§ **Stated task**
Look below. Copy each line that has "Архитектурная" in it.

§ **Dataset entries**
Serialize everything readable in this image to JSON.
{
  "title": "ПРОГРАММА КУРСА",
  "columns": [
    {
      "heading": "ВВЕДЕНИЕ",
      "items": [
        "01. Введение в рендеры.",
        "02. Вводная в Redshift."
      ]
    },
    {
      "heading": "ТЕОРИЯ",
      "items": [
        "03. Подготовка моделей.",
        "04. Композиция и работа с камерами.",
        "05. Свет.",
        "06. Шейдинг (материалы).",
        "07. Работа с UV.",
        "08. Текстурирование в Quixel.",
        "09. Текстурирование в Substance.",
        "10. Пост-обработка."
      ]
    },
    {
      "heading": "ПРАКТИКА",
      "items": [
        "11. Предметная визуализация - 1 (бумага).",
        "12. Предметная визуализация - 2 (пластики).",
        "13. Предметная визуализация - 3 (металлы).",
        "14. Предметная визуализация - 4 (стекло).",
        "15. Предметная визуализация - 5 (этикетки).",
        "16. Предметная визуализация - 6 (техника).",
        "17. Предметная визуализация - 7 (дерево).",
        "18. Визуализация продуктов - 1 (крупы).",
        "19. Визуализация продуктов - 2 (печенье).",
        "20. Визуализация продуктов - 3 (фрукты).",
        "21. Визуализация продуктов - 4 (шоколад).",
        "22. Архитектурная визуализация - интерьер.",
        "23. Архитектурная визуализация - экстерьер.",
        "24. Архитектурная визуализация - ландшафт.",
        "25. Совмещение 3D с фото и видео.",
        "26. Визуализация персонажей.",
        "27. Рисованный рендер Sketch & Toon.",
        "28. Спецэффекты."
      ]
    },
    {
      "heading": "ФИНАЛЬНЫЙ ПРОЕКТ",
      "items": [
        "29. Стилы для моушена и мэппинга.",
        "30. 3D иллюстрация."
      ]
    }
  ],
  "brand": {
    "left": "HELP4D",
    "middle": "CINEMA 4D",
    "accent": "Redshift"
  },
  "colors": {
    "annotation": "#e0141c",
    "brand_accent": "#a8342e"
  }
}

§ **Reply**
        "22. Архитектурная визуализация - интерьер.",
        "23. Архитектурная визуализация - экстерьер.",
        "24. Архитектурная визуализация - ландшафт.",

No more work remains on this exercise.